* [SET EXERCISE] All of the material below is to be repeated exactly.

***** EXERCISE MATERIALS *****

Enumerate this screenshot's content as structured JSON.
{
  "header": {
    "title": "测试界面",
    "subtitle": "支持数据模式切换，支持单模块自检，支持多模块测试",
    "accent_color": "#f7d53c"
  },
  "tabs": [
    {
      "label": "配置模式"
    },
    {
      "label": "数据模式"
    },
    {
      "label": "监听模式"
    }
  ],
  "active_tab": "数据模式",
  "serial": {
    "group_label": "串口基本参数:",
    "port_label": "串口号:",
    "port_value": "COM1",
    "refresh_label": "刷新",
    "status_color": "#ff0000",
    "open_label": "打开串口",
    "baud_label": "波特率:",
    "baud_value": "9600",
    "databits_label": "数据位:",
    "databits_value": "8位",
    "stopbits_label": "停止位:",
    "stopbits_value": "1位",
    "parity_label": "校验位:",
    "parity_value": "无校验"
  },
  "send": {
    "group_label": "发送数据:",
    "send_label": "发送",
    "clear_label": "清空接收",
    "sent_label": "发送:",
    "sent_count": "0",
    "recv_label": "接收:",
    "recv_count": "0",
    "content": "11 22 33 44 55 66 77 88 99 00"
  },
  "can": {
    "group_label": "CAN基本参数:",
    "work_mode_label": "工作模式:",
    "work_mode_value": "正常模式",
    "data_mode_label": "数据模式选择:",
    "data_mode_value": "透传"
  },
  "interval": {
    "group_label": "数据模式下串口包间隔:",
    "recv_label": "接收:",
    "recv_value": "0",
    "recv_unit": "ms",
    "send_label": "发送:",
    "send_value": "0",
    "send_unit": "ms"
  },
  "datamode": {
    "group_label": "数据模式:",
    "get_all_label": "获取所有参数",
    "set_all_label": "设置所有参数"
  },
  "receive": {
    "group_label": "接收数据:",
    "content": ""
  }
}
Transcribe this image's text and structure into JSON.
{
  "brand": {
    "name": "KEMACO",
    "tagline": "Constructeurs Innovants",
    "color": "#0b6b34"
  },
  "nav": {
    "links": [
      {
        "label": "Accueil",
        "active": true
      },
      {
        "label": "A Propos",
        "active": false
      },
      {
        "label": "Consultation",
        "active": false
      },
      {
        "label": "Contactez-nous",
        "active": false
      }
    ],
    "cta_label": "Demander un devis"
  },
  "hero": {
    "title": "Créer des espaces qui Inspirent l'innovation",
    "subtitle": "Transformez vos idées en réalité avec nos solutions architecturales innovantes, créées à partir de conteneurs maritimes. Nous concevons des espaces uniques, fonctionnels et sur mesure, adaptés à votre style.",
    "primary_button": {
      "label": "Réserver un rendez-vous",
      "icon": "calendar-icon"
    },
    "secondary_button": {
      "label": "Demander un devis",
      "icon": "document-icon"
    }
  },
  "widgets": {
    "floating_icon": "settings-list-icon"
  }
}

*****

* [SOLUTION BELOW]
Enumerate this screenshot's content as structured JSON.
{
  "header": {
    "title": "测试界面",
    "subtitle": "支持数据模式切换，支持单模块自检，支持多模块测试",
    "accent_color": "#f7d53c"
  },
  "tabs": [
    {
      "label": "配置模式"
    },
    {
      "label": "数据模式"
    },
    {
      "label": "监听模式"
    }
  ],
  "active_tab": "数据模式",
  "serial": {
    "group_label": "串口基本参数:",
    "port_label": "串口号:",
    "port_value": "COM1",
    "refresh_label": "刷新",
    "status_color": "#ff0000",
    "open_label": "打开串口",
    "baud_label": "波特率:",
    "baud_value": "9600",
    "databits_label": "数据位:",
    "databits_value": "8位",
    "stopbits_label": "停止位:",
    "stopbits_value": "1位",
    "parity_label": "校验位:",
    "parity_value": "无校验"
  },
  "send": {
    "group_label": "发送数据:",
    "send_label": "发送",
    "clear_label": "清空接收",
    "sent_label": "发送:",
    "sent_count": "0",
    "recv_label": "接收:",
    "recv_count": "0",
    "content": "11 22 33 44 55 66 77 88 99 00"
  },
  "can": {
    "group_label": "CAN基本参数:",
    "work_mode_label": "工作模式:",
    "work_mode_value": "正常模式",
    "data_mode_label": "数据模式选择:",
    "data_mode_value": "透传"
  },
  "interval": {
    "group_label": "数据模式下串口包间隔:",
    "recv_label": "接收:",
    "recv_value": "0",
    "recv_unit": "ms",
    "send_label": "发送:",
    "send_value": "0",
    "send_unit": "ms"
  },
  "datamode": {
    "group_label": "数据模式:",
    "get_all_label": "获取所有参数",
    "set_all_label": "设置所有参数"
  },
  "receive": {
    "group_label": "接收数据:",
    "content": ""
  }
}
Transcribe this image's text and structure into JSON.
{
  "brand": {
    "name": "KEMACO",
    "tagline": "Constructeurs Innovants",
    "color": "#0b6b34"
  },
  "nav": {
    "links": [
      {
        "label": "Accueil",
        "active": true
      },
      {
        "label": "A Propos",
        "active": false
      },
      {
        "label": "Consultation",
        "active": false
      },
      {
        "label": "Contactez-nous",
        "active": false
      }
    ],
    "cta_label": "Demander un devis"
  },
  "hero": {
    "title": "Créer des espaces qui Inspirent l'innovation",
    "subtitle": "Transformez vos idées en réalité avec nos solutions architecturales innovantes, créées à partir de conteneurs maritimes. Nous concevons des espaces uniques, fonctionnels et sur mesure, adaptés à votre style.",
    "primary_button": {
      "label": "Réserver un rendez-vous",
      "icon": "calendar-icon"
    },
    "secondary_button": {
      "label": "Demander un devis",
      "icon": "document-icon"
    }
  },
  "widgets": {
    "floating_icon": "settings-list-icon"
  }
}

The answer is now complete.